▶ **Written exercise**
Retype all of the data. Every line must match exactly.

|---|

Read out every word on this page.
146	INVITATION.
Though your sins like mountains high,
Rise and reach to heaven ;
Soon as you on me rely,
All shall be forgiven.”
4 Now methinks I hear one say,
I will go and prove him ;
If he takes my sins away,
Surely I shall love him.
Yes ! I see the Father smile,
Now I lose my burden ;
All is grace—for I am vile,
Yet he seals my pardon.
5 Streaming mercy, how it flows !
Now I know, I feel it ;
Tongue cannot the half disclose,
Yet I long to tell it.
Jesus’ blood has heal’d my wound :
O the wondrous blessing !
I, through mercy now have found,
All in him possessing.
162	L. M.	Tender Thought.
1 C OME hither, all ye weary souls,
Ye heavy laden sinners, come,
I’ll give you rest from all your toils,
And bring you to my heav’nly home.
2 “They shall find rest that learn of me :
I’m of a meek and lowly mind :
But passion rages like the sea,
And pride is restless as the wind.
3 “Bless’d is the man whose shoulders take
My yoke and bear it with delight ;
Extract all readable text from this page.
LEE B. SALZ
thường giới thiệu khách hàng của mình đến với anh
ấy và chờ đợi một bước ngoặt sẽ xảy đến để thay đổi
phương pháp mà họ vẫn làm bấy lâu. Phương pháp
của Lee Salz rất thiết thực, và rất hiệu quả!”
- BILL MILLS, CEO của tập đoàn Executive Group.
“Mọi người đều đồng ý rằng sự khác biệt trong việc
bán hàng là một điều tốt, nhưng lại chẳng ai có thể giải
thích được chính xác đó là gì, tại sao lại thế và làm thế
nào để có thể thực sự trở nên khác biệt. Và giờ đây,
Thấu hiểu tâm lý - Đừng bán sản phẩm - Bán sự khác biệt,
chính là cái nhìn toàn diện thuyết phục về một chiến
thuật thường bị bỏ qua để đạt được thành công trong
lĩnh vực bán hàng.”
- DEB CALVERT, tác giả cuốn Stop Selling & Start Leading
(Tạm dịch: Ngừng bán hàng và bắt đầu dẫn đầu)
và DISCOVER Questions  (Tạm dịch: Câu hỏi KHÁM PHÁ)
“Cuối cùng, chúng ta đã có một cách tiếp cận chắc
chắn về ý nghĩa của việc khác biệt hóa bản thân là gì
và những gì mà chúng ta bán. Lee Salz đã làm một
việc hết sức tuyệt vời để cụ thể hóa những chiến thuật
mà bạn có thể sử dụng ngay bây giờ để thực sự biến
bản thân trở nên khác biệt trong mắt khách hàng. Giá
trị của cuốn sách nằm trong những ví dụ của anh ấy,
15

|---|

▶ **In response**
Read out every word on this page.
146	INVITATION.
Though your sins like mountains high,
Rise and reach to heaven ;
Soon as you on me rely,
All shall be forgiven.”
4 Now methinks I hear one say,
I will go and prove him ;
If he takes my sins away,
Surely I shall love him.
Yes ! I see the Father smile,
Now I lose my burden ;
All is grace—for I am vile,
Yet he seals my pardon.
5 Streaming mercy, how it flows !
Now I know, I feel it ;
Tongue cannot the half disclose,
Yet I long to tell it.
Jesus’ blood has heal’d my wound :
O the wondrous blessing !
I, through mercy now have found,
All in him possessing.
162	L. M.	Tender Thought.
1 C OME hither, all ye weary souls,
Ye heavy laden sinners, come,
I’ll give you rest from all your toils,
And bring you to my heav’nly home.
2 “They shall find rest that learn of me :
I’m of a meek and lowly mind :
But passion rages like the sea,
And pride is restless as the wind.
3 “Bless’d is the man whose shoulders take
My yoke and bear it with delight ;
Extract all readable text from this page.
LEE B. SALZ
thường giới thiệu khách hàng của mình đến với anh
ấy và chờ đợi một bước ngoặt sẽ xảy đến để thay đổi
phương pháp mà họ vẫn làm bấy lâu. Phương pháp
của Lee Salz rất thiết thực, và rất hiệu quả!”
- BILL MILLS, CEO của tập đoàn Executive Group.
“Mọi người đều đồng ý rằng sự khác biệt trong việc
bán hàng là một điều tốt, nhưng lại chẳng ai có thể giải
thích được chính xác đó là gì, tại sao lại thế và làm thế
nào để có thể thực sự trở nên khác biệt. Và giờ đây,
Thấu hiểu tâm lý - Đừng bán sản phẩm - Bán sự khác biệt,
chính là cái nhìn toàn diện thuyết phục về một chiến
thuật thường bị bỏ qua để đạt được thành công trong
lĩnh vực bán hàng.”
- DEB CALVERT, tác giả cuốn Stop Selling & Start Leading
(Tạm dịch: Ngừng bán hàng và bắt đầu dẫn đầu)
và DISCOVER Questions  (Tạm dịch: Câu hỏi KHÁM PHÁ)
“Cuối cùng, chúng ta đã có một cách tiếp cận chắc
chắn về ý nghĩa của việc khác biệt hóa bản thân là gì
và những gì mà chúng ta bán. Lee Salz đã làm một
việc hết sức tuyệt vời để cụ thể hóa những chiến thuật
mà bạn có thể sử dụng ngay bây giờ để thực sự biến
bản thân trở nên khác biệt trong mắt khách hàng. Giá
trị của cuốn sách nằm trong những ví dụ của anh ấy,
15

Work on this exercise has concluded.